» **PROMPT**:
Review the material and extract every line in which the word "data" occurs.

··· MATERIAL ···

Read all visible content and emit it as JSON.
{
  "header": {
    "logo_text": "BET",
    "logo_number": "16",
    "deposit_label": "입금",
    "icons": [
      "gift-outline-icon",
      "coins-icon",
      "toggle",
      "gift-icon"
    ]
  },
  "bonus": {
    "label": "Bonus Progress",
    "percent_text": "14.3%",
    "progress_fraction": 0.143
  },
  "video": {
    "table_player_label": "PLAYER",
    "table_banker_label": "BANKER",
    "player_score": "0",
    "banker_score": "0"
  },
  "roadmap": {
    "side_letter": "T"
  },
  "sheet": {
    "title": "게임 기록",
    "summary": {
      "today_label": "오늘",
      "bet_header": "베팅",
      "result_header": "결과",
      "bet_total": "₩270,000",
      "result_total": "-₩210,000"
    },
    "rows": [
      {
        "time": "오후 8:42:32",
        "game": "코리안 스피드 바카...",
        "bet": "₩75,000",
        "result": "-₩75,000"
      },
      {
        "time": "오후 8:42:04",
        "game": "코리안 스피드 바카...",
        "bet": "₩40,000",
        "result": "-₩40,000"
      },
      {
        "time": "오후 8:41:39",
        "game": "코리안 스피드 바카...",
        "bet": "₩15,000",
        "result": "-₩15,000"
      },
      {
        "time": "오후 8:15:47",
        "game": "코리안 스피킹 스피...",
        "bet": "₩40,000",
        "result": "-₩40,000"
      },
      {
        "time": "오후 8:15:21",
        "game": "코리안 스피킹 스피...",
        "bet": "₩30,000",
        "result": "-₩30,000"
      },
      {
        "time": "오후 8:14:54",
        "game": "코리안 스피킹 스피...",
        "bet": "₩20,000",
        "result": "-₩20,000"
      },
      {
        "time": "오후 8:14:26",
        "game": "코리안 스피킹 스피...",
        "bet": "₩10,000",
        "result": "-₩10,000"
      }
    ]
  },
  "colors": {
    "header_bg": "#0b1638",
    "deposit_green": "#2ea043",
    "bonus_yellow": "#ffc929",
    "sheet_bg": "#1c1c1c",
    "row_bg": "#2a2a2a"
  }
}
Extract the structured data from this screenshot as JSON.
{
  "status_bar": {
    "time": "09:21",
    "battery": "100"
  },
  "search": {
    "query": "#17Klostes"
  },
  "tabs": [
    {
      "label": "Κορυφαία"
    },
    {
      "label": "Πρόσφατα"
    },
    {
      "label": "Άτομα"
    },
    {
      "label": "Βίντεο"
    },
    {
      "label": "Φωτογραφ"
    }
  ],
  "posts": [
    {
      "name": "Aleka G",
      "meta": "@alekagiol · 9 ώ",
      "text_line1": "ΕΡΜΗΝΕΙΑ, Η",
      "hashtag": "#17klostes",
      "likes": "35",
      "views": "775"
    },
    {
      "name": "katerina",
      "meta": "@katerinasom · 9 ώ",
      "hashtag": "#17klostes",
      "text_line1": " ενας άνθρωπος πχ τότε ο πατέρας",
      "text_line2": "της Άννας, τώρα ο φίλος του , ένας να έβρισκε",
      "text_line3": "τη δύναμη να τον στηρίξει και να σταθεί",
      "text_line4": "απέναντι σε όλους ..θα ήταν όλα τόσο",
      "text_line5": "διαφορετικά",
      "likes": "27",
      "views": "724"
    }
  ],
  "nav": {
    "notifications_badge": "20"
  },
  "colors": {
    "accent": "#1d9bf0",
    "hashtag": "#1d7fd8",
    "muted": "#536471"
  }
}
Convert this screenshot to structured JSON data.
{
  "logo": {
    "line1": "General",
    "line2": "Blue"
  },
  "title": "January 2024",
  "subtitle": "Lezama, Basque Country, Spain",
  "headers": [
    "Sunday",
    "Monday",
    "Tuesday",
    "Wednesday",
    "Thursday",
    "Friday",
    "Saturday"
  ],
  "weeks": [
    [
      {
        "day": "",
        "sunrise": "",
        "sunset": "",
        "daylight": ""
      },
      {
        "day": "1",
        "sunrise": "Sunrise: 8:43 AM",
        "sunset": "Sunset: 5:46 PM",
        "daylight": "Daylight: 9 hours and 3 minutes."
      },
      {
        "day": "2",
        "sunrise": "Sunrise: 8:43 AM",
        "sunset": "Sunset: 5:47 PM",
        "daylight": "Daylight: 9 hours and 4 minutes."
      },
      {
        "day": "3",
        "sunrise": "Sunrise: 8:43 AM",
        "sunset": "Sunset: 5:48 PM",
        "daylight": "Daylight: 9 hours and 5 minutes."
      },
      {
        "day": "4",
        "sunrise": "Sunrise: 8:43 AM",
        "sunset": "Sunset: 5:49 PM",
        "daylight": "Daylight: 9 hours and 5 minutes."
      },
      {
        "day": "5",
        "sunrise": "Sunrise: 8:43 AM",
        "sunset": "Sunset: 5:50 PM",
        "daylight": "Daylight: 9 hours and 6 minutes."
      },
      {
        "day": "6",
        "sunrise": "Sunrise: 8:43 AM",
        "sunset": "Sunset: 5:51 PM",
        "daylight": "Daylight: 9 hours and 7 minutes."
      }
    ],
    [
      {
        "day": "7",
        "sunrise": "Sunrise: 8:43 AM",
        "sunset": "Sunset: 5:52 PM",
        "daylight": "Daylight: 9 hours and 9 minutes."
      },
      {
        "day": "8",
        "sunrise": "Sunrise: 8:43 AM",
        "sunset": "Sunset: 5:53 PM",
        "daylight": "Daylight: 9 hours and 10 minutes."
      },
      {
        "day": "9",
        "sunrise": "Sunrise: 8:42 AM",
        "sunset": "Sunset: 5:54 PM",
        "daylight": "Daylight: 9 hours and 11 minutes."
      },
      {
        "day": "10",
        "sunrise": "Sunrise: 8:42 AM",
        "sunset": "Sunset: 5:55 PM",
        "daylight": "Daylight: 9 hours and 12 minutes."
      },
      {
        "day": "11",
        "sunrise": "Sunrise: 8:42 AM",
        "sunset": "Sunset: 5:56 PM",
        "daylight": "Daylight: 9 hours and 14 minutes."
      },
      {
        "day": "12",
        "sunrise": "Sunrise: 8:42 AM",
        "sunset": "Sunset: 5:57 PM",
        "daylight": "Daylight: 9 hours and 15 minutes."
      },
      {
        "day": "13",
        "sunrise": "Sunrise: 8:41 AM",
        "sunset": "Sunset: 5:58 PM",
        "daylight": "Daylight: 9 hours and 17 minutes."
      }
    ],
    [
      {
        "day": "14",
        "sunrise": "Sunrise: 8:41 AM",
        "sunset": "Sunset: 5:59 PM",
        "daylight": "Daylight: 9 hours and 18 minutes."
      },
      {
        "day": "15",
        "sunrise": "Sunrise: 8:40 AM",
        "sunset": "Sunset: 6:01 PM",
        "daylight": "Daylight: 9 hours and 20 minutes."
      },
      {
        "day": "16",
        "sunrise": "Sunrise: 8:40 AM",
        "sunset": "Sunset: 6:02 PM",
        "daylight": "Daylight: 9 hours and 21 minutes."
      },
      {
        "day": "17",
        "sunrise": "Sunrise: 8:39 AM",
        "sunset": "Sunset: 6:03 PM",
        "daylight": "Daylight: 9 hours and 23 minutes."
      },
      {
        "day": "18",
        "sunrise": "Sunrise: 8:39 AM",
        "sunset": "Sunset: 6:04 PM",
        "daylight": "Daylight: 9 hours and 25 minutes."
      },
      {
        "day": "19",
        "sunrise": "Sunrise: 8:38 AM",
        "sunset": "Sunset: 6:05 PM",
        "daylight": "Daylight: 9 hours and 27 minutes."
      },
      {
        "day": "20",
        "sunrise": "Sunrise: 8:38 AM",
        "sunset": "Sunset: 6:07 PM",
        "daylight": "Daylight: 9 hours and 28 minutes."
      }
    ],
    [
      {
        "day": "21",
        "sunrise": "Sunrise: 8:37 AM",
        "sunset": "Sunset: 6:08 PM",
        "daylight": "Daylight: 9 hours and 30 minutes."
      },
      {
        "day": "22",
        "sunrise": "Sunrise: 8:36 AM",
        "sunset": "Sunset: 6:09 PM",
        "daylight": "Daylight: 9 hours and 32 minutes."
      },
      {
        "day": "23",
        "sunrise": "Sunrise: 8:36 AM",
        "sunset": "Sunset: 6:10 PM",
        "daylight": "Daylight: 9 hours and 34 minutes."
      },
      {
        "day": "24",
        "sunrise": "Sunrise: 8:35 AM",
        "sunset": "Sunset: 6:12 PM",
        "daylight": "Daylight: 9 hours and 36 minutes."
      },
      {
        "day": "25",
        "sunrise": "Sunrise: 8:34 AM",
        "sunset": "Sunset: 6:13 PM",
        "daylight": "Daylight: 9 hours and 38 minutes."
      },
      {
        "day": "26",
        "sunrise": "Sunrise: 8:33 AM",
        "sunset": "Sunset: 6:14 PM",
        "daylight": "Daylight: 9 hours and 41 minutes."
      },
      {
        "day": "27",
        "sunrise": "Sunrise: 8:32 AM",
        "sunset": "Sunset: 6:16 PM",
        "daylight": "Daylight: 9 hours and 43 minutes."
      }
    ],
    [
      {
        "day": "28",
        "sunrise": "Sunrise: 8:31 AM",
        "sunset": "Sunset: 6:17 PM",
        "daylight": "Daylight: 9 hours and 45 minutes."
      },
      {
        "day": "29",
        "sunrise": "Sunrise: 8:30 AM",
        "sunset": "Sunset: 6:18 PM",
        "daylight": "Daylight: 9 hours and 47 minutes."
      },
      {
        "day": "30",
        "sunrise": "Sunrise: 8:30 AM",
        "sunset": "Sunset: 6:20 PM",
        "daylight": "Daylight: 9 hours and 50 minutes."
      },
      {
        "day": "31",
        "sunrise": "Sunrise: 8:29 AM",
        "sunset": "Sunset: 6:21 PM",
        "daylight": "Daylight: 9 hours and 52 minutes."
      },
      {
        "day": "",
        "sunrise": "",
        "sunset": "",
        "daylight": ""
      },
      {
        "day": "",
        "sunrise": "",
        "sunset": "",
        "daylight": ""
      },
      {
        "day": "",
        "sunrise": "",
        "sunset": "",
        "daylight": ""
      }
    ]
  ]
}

···

» **EXERCISE ANSWER**:
Extract the structured data from this screenshot as JSON.
Convert this screenshot to structured JSON data.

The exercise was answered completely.